Collected data entries:
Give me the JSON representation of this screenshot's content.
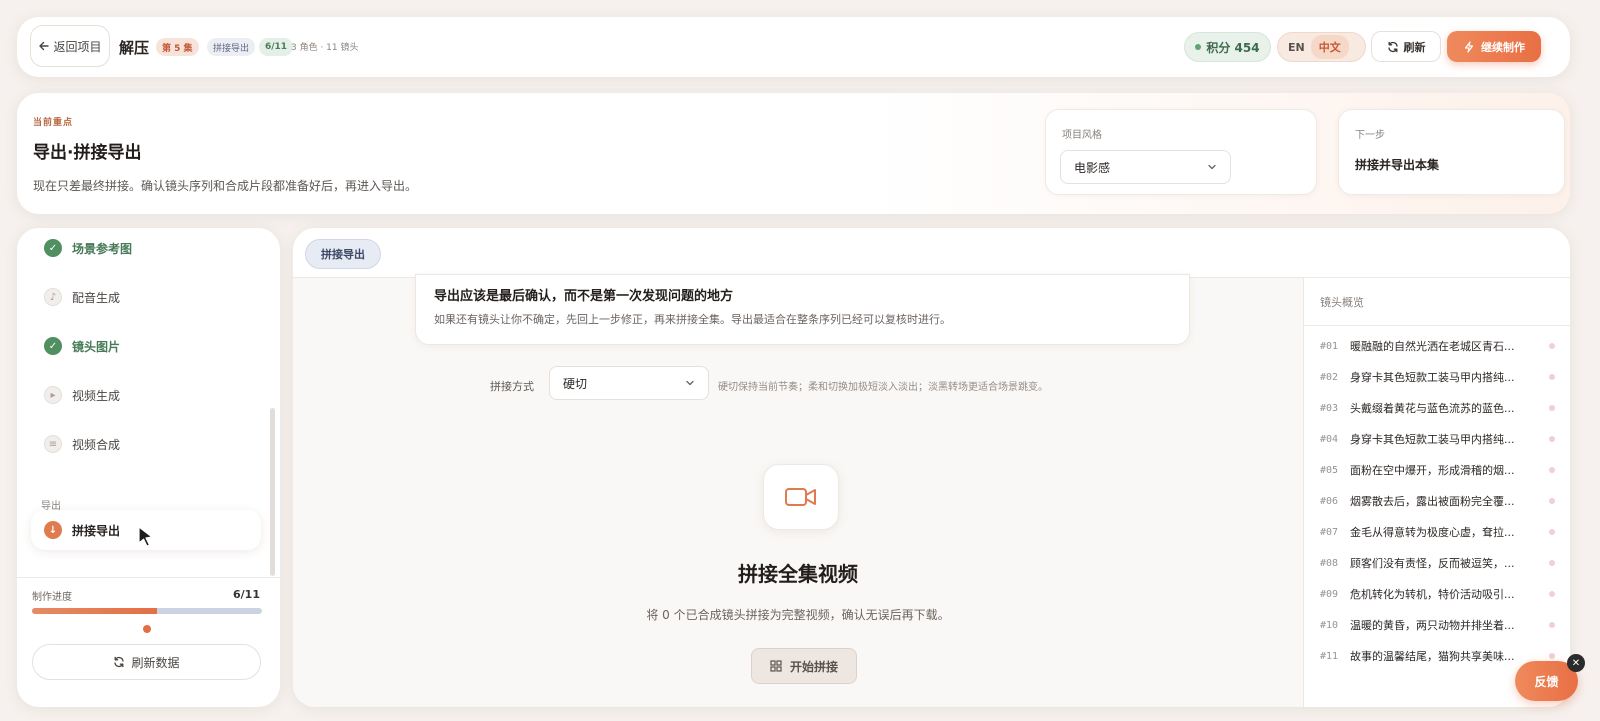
{
  "header": {
    "back_label": "返回项目",
    "project_title": "解压",
    "episode_tag": "第 5 集",
    "stage_tag": "拼接导出",
    "progress_tag": "6/11",
    "meta": "3 角色 · 11 镜头",
    "points_label": "积分 454",
    "lang_en": "EN",
    "lang_zh": "中文",
    "refresh_label": "刷新",
    "continue_label": "继续制作"
  },
  "focus": {
    "label": "当前重点",
    "title": "导出·拼接导出",
    "description": "现在只差最终拼接。确认镜头序列和合成片段都准备好后，再进入导出。",
    "style_label": "项目风格",
    "style_value": "电影感",
    "next_label": "下一步",
    "next_value": "拼接并导出本集"
  },
  "sidebar": {
    "steps": [
      {
        "label": "场景参考图",
        "state": "done"
      },
      {
        "label": "配音生成",
        "state": "idle"
      },
      {
        "label": "镜头图片",
        "state": "done"
      },
      {
        "label": "视频生成",
        "state": "idle"
      },
      {
        "label": "视频合成",
        "state": "idle"
      }
    ],
    "section_label": "导出",
    "active_step": "拼接导出",
    "progress_label": "制作进度",
    "progress_count": "6/11",
    "progress_fraction": 0.545,
    "refresh_data_label": "刷新数据"
  },
  "main": {
    "tab_label": "拼接导出",
    "warning_title": "导出应该是最后确认，而不是第一次发现问题的地方",
    "warning_desc": "如果还有镜头让你不确定，先回上一步修正，再来拼接全集。导出最适合在整条序列已经可以复核时进行。",
    "mode_label": "拼接方式",
    "mode_value": "硬切",
    "mode_hint": "硬切保持当前节奏；柔和切换加极短淡入淡出；淡黑转场更适合场景跳变。",
    "empty_title": "拼接全集视频",
    "empty_desc": "将 0 个已合成镜头拼接为完整视频，确认无误后再下载。",
    "start_label": "开始拼接"
  },
  "overview": {
    "title": "镜头概览",
    "shots": [
      {
        "no": "#01",
        "text": "暖融融的自然光洒在老城区青石..."
      },
      {
        "no": "#02",
        "text": "身穿卡其色短款工装马甲内搭纯..."
      },
      {
        "no": "#03",
        "text": "头戴缀着黄花与蓝色流苏的蓝色..."
      },
      {
        "no": "#04",
        "text": "身穿卡其色短款工装马甲内搭纯..."
      },
      {
        "no": "#05",
        "text": "面粉在空中爆开，形成滑稽的烟..."
      },
      {
        "no": "#06",
        "text": "烟雾散去后，露出被面粉完全覆..."
      },
      {
        "no": "#07",
        "text": "金毛从得意转为极度心虚，耷拉..."
      },
      {
        "no": "#08",
        "text": "顾客们没有责怪，反而被逗笑，..."
      },
      {
        "no": "#09",
        "text": "危机转化为转机，特价活动吸引..."
      },
      {
        "no": "#10",
        "text": "温暖的黄昏，两只动物并排坐着..."
      },
      {
        "no": "#11",
        "text": "故事的温馨结尾，猫狗共享美味..."
      }
    ]
  },
  "feedback_label": "反馈",
  "colors": {
    "accent": "#e86f44",
    "success": "#4f8f60",
    "background": "#f6f1ee"
  }
}
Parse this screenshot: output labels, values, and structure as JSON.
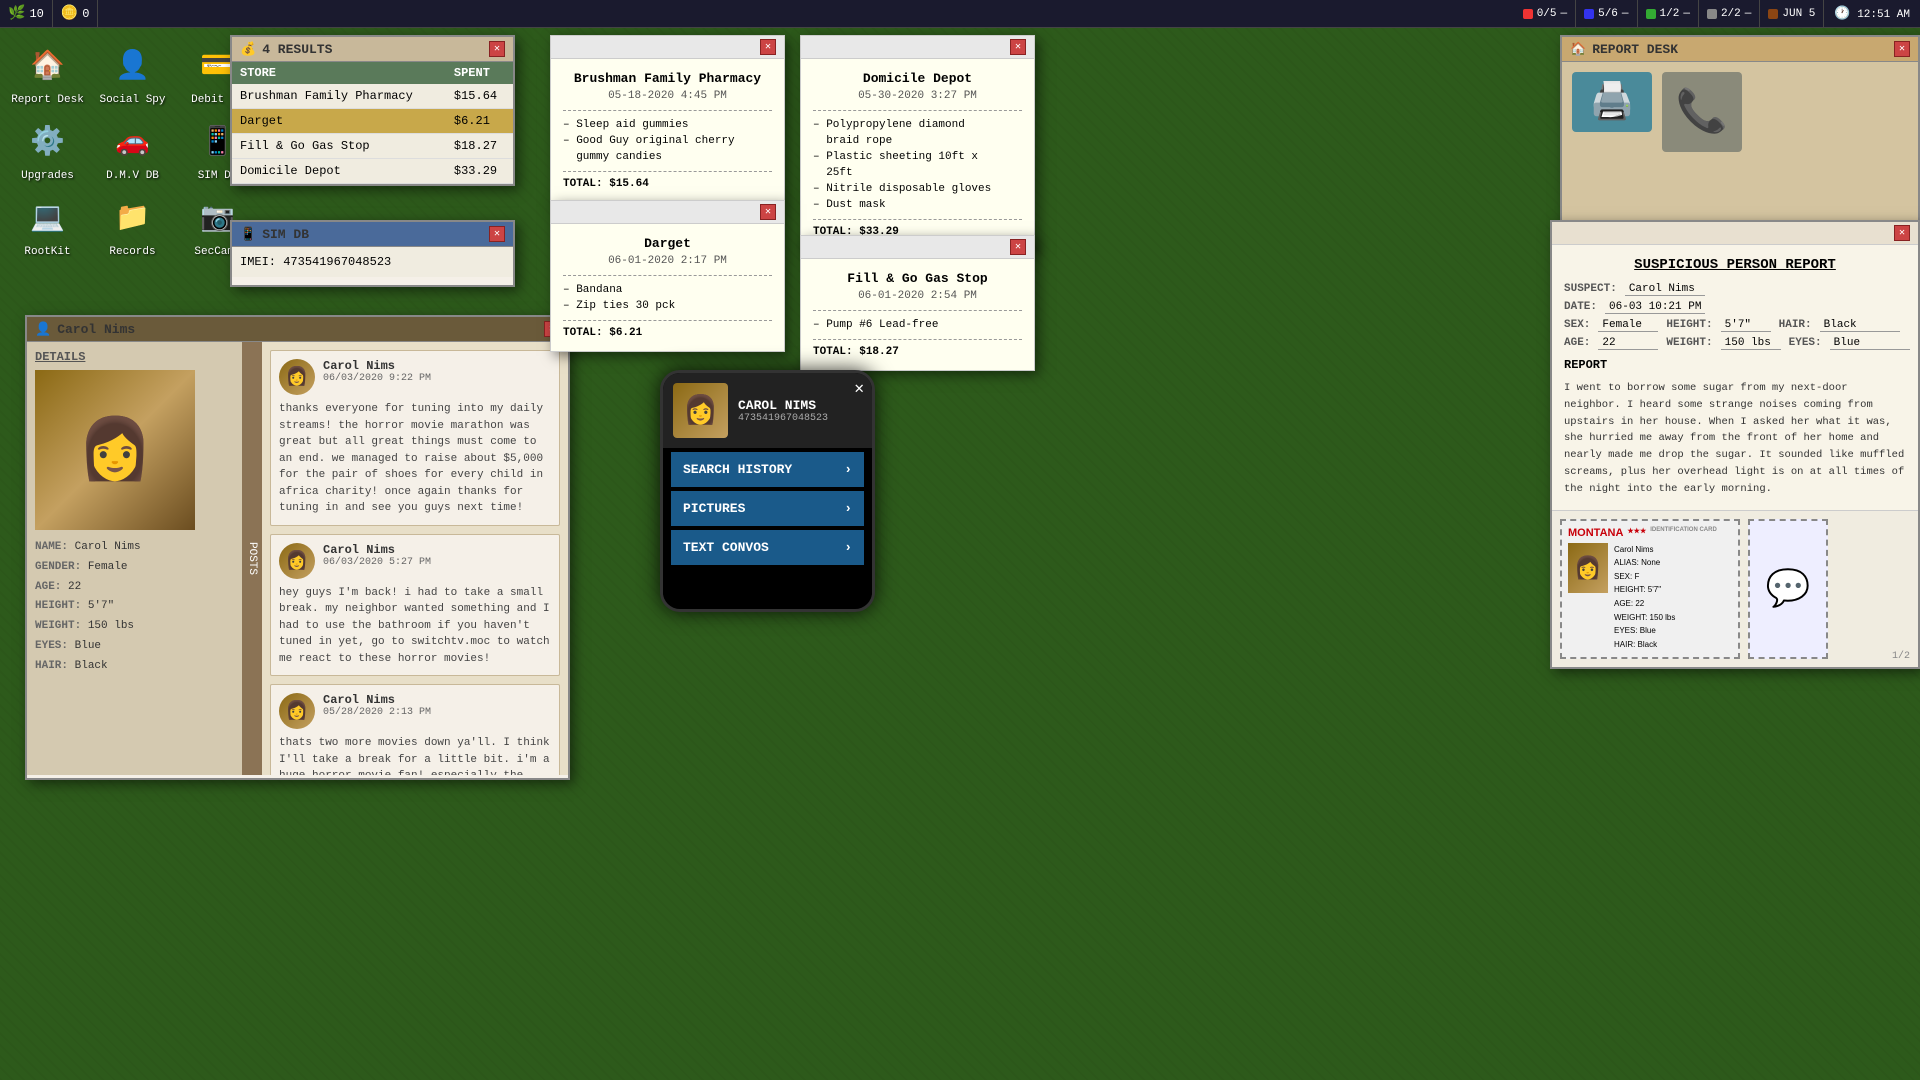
{
  "taskbar": {
    "left_items": [
      {
        "label": "10",
        "icon": "🌿"
      },
      {
        "label": "0",
        "icon": "🪙"
      }
    ],
    "status_items": [
      {
        "color": "red",
        "label": "0/5",
        "dash": "—"
      },
      {
        "color": "blue",
        "label": "5/6",
        "dash": "—"
      },
      {
        "color": "green",
        "label": "1/2",
        "dash": "—"
      },
      {
        "color": "gray",
        "label": "2/2",
        "dash": "—"
      },
      {
        "color": "brown",
        "label": "JUN 5"
      }
    ],
    "time": "12:51 AM"
  },
  "desktop_icons": [
    {
      "id": "report-desk",
      "label": "Report Desk",
      "icon": "🏠"
    },
    {
      "id": "social-spy",
      "label": "Social Spy",
      "icon": "👤"
    },
    {
      "id": "debit-db",
      "label": "Debit DB",
      "icon": "💳"
    },
    {
      "id": "upgrades",
      "label": "Upgrades",
      "icon": "⚙️"
    },
    {
      "id": "dmv-db",
      "label": "D.M.V DB",
      "icon": "🚗"
    },
    {
      "id": "sim-db",
      "label": "SIM DB",
      "icon": "📱"
    },
    {
      "id": "rootkit",
      "label": "RootKit",
      "icon": "💻"
    },
    {
      "id": "records",
      "label": "Records",
      "icon": "📁"
    },
    {
      "id": "sec-cams",
      "label": "SecCams",
      "icon": "📷"
    }
  ],
  "results_window": {
    "title": "4 RESULTS",
    "columns": [
      "STORE",
      "SPENT"
    ],
    "rows": [
      {
        "store": "Brushman Family Pharmacy",
        "spent": "$15.64",
        "highlighted": false
      },
      {
        "store": "Darget",
        "spent": "$6.21",
        "highlighted": true
      },
      {
        "store": "Fill & Go Gas Stop",
        "spent": "$18.27",
        "highlighted": false
      },
      {
        "store": "Domicile Depot",
        "spent": "$33.29",
        "highlighted": false
      }
    ]
  },
  "simdb_window": {
    "title": "SIM DB",
    "imei_label": "IMEI:",
    "imei_value": "473541967048523"
  },
  "carol_window": {
    "title": "Carol Nims",
    "details_label": "DETAILS",
    "posts_tab": "POSTS",
    "photo_placeholder": "👩",
    "fields": [
      {
        "label": "NAME:",
        "value": "Carol Nims"
      },
      {
        "label": "GENDER:",
        "value": "Female"
      },
      {
        "label": "AGE:",
        "value": "22"
      },
      {
        "label": "HEIGHT:",
        "value": "5'7\""
      },
      {
        "label": "WEIGHT:",
        "value": "150 lbs"
      },
      {
        "label": "EYES:",
        "value": "Blue"
      },
      {
        "label": "HAIR:",
        "value": "Black"
      }
    ],
    "posts": [
      {
        "name": "Carol Nims",
        "date": "06/03/2020 9:22 PM",
        "text": "thanks everyone for tuning into my daily streams! the horror movie marathon was great but all great things must come to an end. we managed to raise about $5,000 for the pair of shoes for every child in africa charity! once again thanks for tuning in and see you guys next time!"
      },
      {
        "name": "Carol Nims",
        "date": "06/03/2020 5:27 PM",
        "text": "hey guys I'm back! i had to take a small break. my neighbor wanted something and I had to use the bathroom if you haven't tuned in yet, go to switchtv.moc to watch me react to these horror movies!"
      },
      {
        "name": "Carol Nims",
        "date": "05/28/2020 2:13 PM",
        "text": "thats two more movies down ya'll. I think I'll take a break for a little bit. i'm a huge horror movie fan! especially the ones"
      }
    ]
  },
  "receipts": {
    "brushman": {
      "title": "Brushman Family Pharmacy",
      "date": "05-18-2020 4:45 PM",
      "items": [
        "– Sleep aid gummies",
        "– Good Guy original cherry",
        "  gummy candies"
      ],
      "total_label": "TOTAL:",
      "total_value": "$15.64"
    },
    "domicile": {
      "title": "Domicile Depot",
      "date": "05-30-2020 3:27 PM",
      "items": [
        "– Polypropylene diamond",
        "  braid rope",
        "– Plastic sheeting 10ft x",
        "  25ft",
        "– Nitrile disposable gloves",
        "– Dust mask"
      ],
      "total_label": "TOTAL:",
      "total_value": "$33.29"
    },
    "darget": {
      "title": "Darget",
      "date": "06-01-2020 2:17 PM",
      "items": [
        "– Bandana",
        "– Zip ties 30 pck"
      ],
      "total_label": "TOTAL:",
      "total_value": "$6.21"
    },
    "fillgo": {
      "title": "Fill & Go Gas Stop",
      "date": "06-01-2020 2:54 PM",
      "items": [
        "– Pump #6 Lead-free"
      ],
      "total_label": "TOTAL:",
      "total_value": "$18.27"
    }
  },
  "phone": {
    "profile_icon": "👩",
    "name": "CAROL NIMS",
    "imei": "473541967048523",
    "menu": [
      {
        "label": "SEARCH HISTORY",
        "arrow": "›"
      },
      {
        "label": "PICTURES",
        "arrow": "›"
      },
      {
        "label": "TEXT CONVOS",
        "arrow": "›"
      }
    ]
  },
  "report_desk": {
    "title": "REPORT DESK",
    "printer_icon": "🖨️",
    "phone_icon": "📞"
  },
  "suspicious_report": {
    "title": "SUSPICIOUS PERSON REPORT",
    "suspect_label": "SUSPECT:",
    "suspect_value": "Carol Nims",
    "date_label": "DATE:",
    "date_value": "06-03 10:21 PM",
    "sex_label": "SEX:",
    "sex_value": "Female",
    "height_label": "HEIGHT:",
    "height_value": "5'7\"",
    "hair_label": "HAIR:",
    "hair_value": "Black",
    "age_label": "AGE:",
    "age_value": "22",
    "weight_label": "WEIGHT:",
    "weight_value": "150 lbs",
    "eyes_label": "EYES:",
    "eyes_value": "Blue",
    "report_label": "REPORT",
    "report_text": "I went to borrow some sugar from my next-door neighbor. I heard some strange noises coming from upstairs in her house. When I asked her what it was, she hurried me away from the front of her home and nearly made me drop the sugar. It sounded like muffled screams, plus her overhead light is on at all times of the night into the early morning."
  },
  "id_card": {
    "state": "MONTANA",
    "type": "IDENTIFICATION CARD",
    "name": "Carol Nims",
    "alias": "ALIAS: None",
    "sex": "SEX: F",
    "height": "HEIGHT: 5'7\"",
    "age": "AGE: 22",
    "weight": "WEIGHT: 150 lbs",
    "eyes": "EYES: Blue",
    "hair": "HAIR: Black",
    "photo_icon": "👩",
    "page_counter": "1/2"
  }
}
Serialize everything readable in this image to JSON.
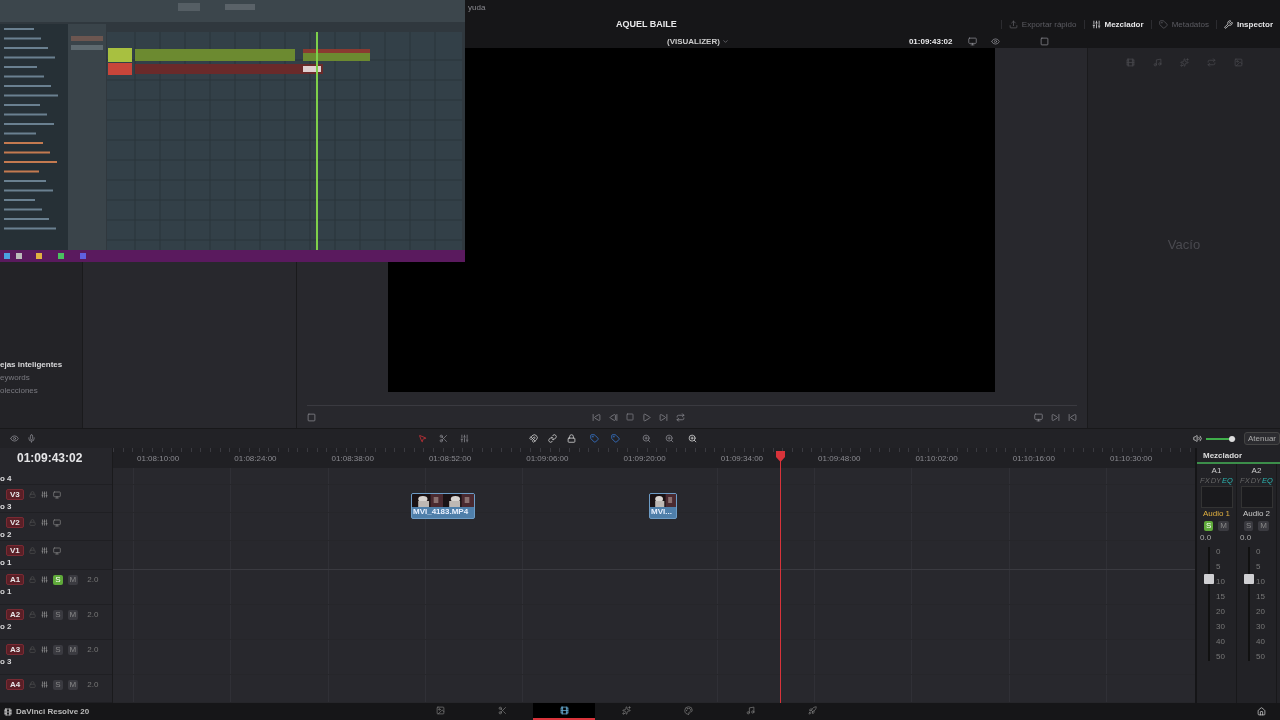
{
  "menu_fragment": "yuda",
  "project_title": "AQUEL BAILE",
  "header_buttons": [
    {
      "label": "Exportar rápido",
      "disabled": true
    },
    {
      "label": "Mezclador",
      "disabled": false
    },
    {
      "label": "Metadatos",
      "disabled": true
    },
    {
      "label": "Inspector",
      "disabled": false
    }
  ],
  "viewer": {
    "source": "(VISUALIZER)",
    "timecode": "01:09:43:02"
  },
  "inspector": {
    "empty_text": "Vacío"
  },
  "media_pool": [
    {
      "kind": "heading",
      "label": "ejas inteligentes"
    },
    {
      "kind": "item",
      "label": "eywords"
    },
    {
      "kind": "item",
      "label": "olecciones"
    }
  ],
  "timeline": {
    "timecode": "01:09:43:02",
    "volume": {
      "level": 0.88
    },
    "duck_label": "Atenuar",
    "ruler": [
      "01:08:10:00",
      "01:08:24:00",
      "01:08:38:00",
      "01:08:52:00",
      "01:09:06:00",
      "01:09:20:00",
      "01:09:34:00",
      "01:09:48:00",
      "01:10:02:00",
      "01:10:16:00",
      "01:10:30:00"
    ],
    "tracks": [
      {
        "kind": "video",
        "name": "o 4"
      },
      {
        "kind": "video",
        "badge": "V3",
        "name": "o 3"
      },
      {
        "kind": "video",
        "badge": "V2",
        "name": "o 2"
      },
      {
        "kind": "video",
        "badge": "V1",
        "name": "o 1"
      },
      {
        "kind": "audio",
        "badge": "A1",
        "name": "o 1",
        "solo": true,
        "solo_label": "S",
        "mute_label": "M",
        "format": "2.0"
      },
      {
        "kind": "audio",
        "badge": "A2",
        "name": "o 2",
        "solo": false,
        "solo_label": "S",
        "mute_label": "M",
        "format": "2.0"
      },
      {
        "kind": "audio",
        "badge": "A3",
        "name": "o 3",
        "solo": false,
        "solo_label": "S",
        "mute_label": "M",
        "format": "2.0"
      },
      {
        "kind": "audio",
        "badge": "A4",
        "solo": false,
        "solo_label": "S",
        "mute_label": "M",
        "format": "2.0"
      }
    ],
    "clips": [
      {
        "name": "MVI_4183.MP4"
      },
      {
        "name": "MVI..."
      }
    ]
  },
  "mixer": {
    "title": "Mezclador",
    "channels": [
      {
        "id": "A1",
        "effects": [
          {
            "label": "FX",
            "on": false
          },
          {
            "label": "DY",
            "on": false
          },
          {
            "label": "EQ",
            "on": true
          }
        ],
        "name": "Audio 1",
        "selected": true,
        "solo": true,
        "solo_label": "S",
        "mute_label": "M",
        "gain": "0.0",
        "level": 0.72,
        "scale": [
          "0",
          "5",
          "10",
          "15",
          "20",
          "30",
          "40",
          "50"
        ]
      },
      {
        "id": "A2",
        "effects": [
          {
            "label": "FX",
            "on": false
          },
          {
            "label": "DY",
            "on": false
          },
          {
            "label": "EQ",
            "on": true
          }
        ],
        "name": "Audio 2",
        "selected": false,
        "solo": false,
        "solo_label": "S",
        "mute_label": "M",
        "gain": "0.0",
        "level": 0.72,
        "scale": [
          "0",
          "5",
          "10",
          "15",
          "20",
          "30",
          "40",
          "50"
        ]
      }
    ]
  },
  "status": {
    "app_name": "DaVinci Resolve 20",
    "pages": [
      {
        "selected": false
      },
      {
        "selected": false
      },
      {
        "selected": true
      },
      {
        "selected": false
      },
      {
        "selected": false
      },
      {
        "selected": false
      },
      {
        "selected": false
      }
    ]
  }
}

# [WHAT IS EXPECTED]
Write only the number of lines in the records that include the word "Stop".

# [RESULT OF THIS TASK]
2